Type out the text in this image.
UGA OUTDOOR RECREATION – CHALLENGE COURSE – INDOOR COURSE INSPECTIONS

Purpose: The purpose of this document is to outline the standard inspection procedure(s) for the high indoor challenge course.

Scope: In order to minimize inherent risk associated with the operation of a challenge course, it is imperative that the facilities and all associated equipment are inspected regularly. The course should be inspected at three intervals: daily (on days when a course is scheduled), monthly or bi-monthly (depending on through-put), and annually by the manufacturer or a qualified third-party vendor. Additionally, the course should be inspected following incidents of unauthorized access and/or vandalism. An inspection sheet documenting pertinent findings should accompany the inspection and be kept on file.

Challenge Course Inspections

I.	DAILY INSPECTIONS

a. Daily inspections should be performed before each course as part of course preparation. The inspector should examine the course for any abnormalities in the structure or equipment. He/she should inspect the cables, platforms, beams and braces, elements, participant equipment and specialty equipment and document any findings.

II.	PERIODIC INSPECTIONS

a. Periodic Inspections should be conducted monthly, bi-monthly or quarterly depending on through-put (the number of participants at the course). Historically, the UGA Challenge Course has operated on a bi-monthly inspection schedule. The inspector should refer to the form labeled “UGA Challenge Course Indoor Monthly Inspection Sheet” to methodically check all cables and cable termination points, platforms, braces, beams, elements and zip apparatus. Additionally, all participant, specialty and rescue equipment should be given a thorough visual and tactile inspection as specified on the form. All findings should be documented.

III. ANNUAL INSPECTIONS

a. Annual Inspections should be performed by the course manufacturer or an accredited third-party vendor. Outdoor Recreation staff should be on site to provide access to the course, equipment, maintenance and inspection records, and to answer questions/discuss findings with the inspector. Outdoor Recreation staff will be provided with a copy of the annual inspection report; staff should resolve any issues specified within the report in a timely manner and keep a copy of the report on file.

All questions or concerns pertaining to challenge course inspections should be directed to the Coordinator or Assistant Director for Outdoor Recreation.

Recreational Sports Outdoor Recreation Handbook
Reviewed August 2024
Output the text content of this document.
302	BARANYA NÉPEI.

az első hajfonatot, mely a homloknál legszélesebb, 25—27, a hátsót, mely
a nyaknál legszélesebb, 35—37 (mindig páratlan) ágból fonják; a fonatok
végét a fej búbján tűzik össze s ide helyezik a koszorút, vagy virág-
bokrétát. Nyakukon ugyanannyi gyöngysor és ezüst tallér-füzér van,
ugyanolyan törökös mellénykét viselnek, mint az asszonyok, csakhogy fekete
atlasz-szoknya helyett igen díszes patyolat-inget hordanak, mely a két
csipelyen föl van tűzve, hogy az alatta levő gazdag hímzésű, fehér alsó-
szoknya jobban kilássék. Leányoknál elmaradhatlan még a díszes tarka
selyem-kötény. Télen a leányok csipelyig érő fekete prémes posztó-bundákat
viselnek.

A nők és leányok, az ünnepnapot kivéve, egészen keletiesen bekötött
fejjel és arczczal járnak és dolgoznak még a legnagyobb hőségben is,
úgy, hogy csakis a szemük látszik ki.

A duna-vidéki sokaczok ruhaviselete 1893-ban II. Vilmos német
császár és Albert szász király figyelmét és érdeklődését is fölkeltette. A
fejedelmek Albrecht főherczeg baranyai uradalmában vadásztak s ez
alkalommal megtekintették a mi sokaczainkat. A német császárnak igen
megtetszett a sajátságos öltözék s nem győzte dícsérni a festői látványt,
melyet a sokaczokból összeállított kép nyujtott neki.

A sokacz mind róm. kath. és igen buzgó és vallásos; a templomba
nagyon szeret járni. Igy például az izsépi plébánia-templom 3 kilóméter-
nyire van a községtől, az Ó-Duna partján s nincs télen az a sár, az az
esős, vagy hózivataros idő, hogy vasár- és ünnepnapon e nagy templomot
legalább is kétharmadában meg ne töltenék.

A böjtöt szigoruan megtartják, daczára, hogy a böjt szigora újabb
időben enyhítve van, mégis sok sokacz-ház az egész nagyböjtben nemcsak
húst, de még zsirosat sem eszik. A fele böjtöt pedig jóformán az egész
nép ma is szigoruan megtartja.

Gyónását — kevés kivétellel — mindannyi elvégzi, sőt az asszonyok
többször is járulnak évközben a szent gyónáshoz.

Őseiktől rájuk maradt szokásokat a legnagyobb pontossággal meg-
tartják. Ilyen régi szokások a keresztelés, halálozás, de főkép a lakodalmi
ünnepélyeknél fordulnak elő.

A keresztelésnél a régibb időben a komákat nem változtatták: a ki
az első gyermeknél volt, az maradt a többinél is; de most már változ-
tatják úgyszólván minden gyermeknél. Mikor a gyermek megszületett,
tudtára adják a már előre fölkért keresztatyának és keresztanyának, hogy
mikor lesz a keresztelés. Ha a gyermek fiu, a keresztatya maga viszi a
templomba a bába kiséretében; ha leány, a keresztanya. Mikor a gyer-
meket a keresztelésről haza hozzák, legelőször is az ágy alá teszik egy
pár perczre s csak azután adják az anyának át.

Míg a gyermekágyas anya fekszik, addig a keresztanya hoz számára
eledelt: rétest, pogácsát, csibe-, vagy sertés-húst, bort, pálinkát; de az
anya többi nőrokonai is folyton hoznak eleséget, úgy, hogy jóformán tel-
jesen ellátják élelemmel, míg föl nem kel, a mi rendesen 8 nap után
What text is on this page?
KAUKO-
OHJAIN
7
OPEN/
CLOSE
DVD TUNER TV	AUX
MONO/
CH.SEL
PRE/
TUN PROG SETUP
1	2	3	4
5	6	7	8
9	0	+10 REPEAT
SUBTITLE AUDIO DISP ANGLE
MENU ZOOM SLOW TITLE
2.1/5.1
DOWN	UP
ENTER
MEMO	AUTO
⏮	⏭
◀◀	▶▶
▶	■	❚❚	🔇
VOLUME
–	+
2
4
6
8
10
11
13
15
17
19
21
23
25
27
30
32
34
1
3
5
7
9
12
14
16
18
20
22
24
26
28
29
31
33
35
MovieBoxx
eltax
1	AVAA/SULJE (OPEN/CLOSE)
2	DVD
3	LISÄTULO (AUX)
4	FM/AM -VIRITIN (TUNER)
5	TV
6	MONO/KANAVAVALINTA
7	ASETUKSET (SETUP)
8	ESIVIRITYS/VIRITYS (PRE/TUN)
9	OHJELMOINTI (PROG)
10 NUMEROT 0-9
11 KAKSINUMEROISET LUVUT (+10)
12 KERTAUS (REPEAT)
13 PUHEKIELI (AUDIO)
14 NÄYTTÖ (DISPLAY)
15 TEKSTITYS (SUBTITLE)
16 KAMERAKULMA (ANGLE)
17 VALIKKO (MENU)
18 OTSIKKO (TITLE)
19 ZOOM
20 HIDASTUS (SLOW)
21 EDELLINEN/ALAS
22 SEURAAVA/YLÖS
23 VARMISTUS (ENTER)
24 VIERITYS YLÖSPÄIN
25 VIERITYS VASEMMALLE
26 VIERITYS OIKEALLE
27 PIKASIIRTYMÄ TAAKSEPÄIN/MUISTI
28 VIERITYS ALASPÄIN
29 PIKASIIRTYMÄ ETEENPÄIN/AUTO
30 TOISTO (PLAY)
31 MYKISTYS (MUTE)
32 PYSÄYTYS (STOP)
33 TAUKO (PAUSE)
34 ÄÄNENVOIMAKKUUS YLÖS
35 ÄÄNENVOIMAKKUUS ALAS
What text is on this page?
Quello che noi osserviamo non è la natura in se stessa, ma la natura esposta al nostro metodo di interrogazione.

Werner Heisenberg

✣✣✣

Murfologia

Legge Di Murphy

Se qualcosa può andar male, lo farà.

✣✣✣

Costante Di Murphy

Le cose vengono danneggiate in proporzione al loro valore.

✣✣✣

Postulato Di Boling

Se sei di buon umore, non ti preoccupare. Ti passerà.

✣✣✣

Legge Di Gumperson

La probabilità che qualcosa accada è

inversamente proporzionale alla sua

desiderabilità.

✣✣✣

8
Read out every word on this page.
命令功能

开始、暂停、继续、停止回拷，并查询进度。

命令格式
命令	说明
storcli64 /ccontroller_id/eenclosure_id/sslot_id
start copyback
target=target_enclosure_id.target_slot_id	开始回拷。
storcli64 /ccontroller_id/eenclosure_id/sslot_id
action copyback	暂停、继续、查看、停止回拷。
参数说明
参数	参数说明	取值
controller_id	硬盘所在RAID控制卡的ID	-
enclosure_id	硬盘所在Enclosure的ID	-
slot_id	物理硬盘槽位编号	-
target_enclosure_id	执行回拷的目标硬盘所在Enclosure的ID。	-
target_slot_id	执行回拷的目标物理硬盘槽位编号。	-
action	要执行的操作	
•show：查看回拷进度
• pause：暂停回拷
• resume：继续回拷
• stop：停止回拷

.....

• EXERCISE DIRECTIONS: Give the lines exactly as they stand, from the line with "Read out every word on this page." through the end of the material.

• RESPONSE:
Read out every word on this page.
命令功能

开始、暂停、继续、停止回拷，并查询进度。

命令格式
命令	说明
storcli64 /ccontroller_id/eenclosure_id/sslot_id
start copyback
target=target_enclosure_id.target_slot_id	开始回拷。
storcli64 /ccontroller_id/eenclosure_id/sslot_id
action copyback	暂停、继续、查看、停止回拷。
参数说明
参数	参数说明	取值
controller_id	硬盘所在RAID控制卡的ID	-
enclosure_id	硬盘所在Enclosure的ID	-
slot_id	物理硬盘槽位编号	-
target_enclosure_id	执行回拷的目标硬盘所在Enclosure的ID。	-
target_slot_id	执行回拷的目标物理硬盘槽位编号。	-
action	要执行的操作	
•show：查看回拷进度
• pause：暂停回拷
• resume：继续回拷
• stop：停止回拷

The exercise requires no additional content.